** begin DATA TO USE **

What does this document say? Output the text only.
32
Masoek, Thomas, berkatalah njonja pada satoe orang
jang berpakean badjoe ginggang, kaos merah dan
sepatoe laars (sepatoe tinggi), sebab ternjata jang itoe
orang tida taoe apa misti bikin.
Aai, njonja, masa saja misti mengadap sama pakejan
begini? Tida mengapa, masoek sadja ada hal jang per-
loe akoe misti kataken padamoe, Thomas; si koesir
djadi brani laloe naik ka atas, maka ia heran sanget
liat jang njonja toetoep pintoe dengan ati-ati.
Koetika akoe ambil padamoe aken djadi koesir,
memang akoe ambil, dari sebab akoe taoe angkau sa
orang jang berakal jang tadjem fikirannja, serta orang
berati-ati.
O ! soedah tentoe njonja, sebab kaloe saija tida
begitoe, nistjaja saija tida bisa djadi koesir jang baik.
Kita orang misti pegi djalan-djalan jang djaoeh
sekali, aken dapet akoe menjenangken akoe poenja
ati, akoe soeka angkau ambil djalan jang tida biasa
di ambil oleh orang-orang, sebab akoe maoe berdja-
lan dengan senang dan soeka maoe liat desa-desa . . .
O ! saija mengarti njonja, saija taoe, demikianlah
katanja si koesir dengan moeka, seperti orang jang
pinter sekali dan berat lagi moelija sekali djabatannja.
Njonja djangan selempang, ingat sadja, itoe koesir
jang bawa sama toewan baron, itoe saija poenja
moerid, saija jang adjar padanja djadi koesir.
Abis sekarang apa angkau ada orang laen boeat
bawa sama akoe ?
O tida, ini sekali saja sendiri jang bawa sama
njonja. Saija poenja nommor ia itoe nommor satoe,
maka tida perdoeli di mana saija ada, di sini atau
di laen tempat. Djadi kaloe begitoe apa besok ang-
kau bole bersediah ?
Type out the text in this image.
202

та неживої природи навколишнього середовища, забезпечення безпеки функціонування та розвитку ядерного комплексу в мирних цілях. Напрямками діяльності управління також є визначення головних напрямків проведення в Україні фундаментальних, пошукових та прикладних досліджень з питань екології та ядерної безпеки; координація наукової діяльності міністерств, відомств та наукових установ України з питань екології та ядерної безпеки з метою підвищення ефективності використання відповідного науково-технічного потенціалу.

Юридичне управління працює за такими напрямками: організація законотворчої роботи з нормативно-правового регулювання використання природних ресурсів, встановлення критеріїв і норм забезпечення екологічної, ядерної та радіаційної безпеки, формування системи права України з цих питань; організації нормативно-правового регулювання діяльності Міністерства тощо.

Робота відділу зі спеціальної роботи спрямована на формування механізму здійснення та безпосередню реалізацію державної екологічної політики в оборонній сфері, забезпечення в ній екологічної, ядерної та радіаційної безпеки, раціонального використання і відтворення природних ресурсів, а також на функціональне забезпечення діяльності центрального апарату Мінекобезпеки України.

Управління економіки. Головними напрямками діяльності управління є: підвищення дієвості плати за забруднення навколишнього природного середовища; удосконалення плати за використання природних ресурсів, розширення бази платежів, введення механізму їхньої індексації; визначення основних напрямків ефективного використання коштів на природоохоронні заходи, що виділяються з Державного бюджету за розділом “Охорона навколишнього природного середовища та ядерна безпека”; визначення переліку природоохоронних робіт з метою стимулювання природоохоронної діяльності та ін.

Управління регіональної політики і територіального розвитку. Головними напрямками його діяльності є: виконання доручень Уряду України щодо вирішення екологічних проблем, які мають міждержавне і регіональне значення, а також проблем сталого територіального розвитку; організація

** end DATA TO USE **

• WORK TO BE COMPLETED: Retype every entry word for word.

• EXPECTED ANSWER:
What does this document say? Output the text only.
32
Masoek, Thomas, berkatalah njonja pada satoe orang
jang berpakean badjoe ginggang, kaos merah dan
sepatoe laars (sepatoe tinggi), sebab ternjata jang itoe
orang tida taoe apa misti bikin.
Aai, njonja, masa saja misti mengadap sama pakejan
begini? Tida mengapa, masoek sadja ada hal jang per-
loe akoe misti kataken padamoe, Thomas; si koesir
djadi brani laloe naik ka atas, maka ia heran sanget
liat jang njonja toetoep pintoe dengan ati-ati.
Koetika akoe ambil padamoe aken djadi koesir,
memang akoe ambil, dari sebab akoe taoe angkau sa
orang jang berakal jang tadjem fikirannja, serta orang
berati-ati.
O ! soedah tentoe njonja, sebab kaloe saija tida
begitoe, nistjaja saija tida bisa djadi koesir jang baik.
Kita orang misti pegi djalan-djalan jang djaoeh
sekali, aken dapet akoe menjenangken akoe poenja
ati, akoe soeka angkau ambil djalan jang tida biasa
di ambil oleh orang-orang, sebab akoe maoe berdja-
lan dengan senang dan soeka maoe liat desa-desa . . .
O ! saija mengarti njonja, saija taoe, demikianlah
katanja si koesir dengan moeka, seperti orang jang
pinter sekali dan berat lagi moelija sekali djabatannja.
Njonja djangan selempang, ingat sadja, itoe koesir
jang bawa sama toewan baron, itoe saija poenja
moerid, saija jang adjar padanja djadi koesir.
Abis sekarang apa angkau ada orang laen boeat
bawa sama akoe ?
O tida, ini sekali saja sendiri jang bawa sama
njonja. Saija poenja nommor ia itoe nommor satoe,
maka tida perdoeli di mana saija ada, di sini atau
di laen tempat. Djadi kaloe begitoe apa besok ang-
kau bole bersediah ?
Type out the text in this image.
202

та неживої природи навколишнього середовища, забезпечення безпеки функціонування та розвитку ядерного комплексу в мирних цілях. Напрямками діяльності управління також є визначення головних напрямків проведення в Україні фундаментальних, пошукових та прикладних досліджень з питань екології та ядерної безпеки; координація наукової діяльності міністерств, відомств та наукових установ України з питань екології та ядерної безпеки з метою підвищення ефективності використання відповідного науково-технічного потенціалу.

Юридичне управління працює за такими напрямками: організація законотворчої роботи з нормативно-правового регулювання використання природних ресурсів, встановлення критеріїв і норм забезпечення екологічної, ядерної та радіаційної безпеки, формування системи права України з цих питань; організації нормативно-правового регулювання діяльності Міністерства тощо.

Робота відділу зі спеціальної роботи спрямована на формування механізму здійснення та безпосередню реалізацію державної екологічної політики в оборонній сфері, забезпечення в ній екологічної, ядерної та радіаційної безпеки, раціонального використання і відтворення природних ресурсів, а також на функціональне забезпечення діяльності центрального апарату Мінекобезпеки України.

Управління економіки. Головними напрямками діяльності управління є: підвищення дієвості плати за забруднення навколишнього природного середовища; удосконалення плати за використання природних ресурсів, розширення бази платежів, введення механізму їхньої індексації; визначення основних напрямків ефективного використання коштів на природоохоронні заходи, що виділяються з Державного бюджету за розділом “Охорона навколишнього природного середовища та ядерна безпека”; визначення переліку природоохоронних робіт з метою стимулювання природоохоронної діяльності та ін.

Управління регіональної політики і територіального розвитку. Головними напрямками його діяльності є: виконання доручень Уряду України щодо вирішення екологічних проблем, які мають міждержавне і регіональне значення, а також проблем сталого територіального розвитку; організація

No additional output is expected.